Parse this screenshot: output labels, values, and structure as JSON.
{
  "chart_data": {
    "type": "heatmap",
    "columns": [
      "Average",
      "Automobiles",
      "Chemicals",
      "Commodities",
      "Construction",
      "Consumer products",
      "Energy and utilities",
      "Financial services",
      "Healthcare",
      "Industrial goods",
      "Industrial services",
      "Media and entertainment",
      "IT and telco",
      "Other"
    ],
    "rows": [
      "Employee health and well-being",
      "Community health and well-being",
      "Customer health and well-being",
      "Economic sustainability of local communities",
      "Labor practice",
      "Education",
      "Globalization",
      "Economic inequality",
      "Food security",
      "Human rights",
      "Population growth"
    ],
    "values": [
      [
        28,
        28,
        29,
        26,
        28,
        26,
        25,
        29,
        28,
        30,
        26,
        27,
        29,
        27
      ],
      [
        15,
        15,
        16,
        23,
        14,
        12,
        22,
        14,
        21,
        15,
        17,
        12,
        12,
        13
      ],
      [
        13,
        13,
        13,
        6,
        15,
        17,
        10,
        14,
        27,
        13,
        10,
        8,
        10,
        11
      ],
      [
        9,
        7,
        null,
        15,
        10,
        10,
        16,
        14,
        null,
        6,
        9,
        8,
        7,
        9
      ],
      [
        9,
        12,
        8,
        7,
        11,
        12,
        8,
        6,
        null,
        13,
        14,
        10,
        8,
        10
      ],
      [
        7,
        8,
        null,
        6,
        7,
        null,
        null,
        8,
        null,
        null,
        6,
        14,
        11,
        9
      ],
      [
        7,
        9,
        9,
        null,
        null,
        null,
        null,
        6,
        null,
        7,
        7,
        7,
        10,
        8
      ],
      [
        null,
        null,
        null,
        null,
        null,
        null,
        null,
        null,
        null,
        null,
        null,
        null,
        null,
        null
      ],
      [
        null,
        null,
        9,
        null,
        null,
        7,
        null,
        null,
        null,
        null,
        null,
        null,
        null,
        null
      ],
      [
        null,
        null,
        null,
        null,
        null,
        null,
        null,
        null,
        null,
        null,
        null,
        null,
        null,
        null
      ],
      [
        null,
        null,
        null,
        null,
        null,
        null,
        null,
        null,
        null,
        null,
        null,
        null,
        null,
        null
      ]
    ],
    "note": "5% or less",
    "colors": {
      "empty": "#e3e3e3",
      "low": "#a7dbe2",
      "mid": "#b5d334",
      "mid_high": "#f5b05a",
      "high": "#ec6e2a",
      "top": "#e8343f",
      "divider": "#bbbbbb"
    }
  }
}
◇ ◇ ◇ ◇ ◇
## [PROBLEM DESCRIPTION]
Return the lines of the records that include the string "well".

## [WRITTEN ANSWER]
      "Employee health and well-being",
      "Community health and well-being",
      "Customer health and well-being",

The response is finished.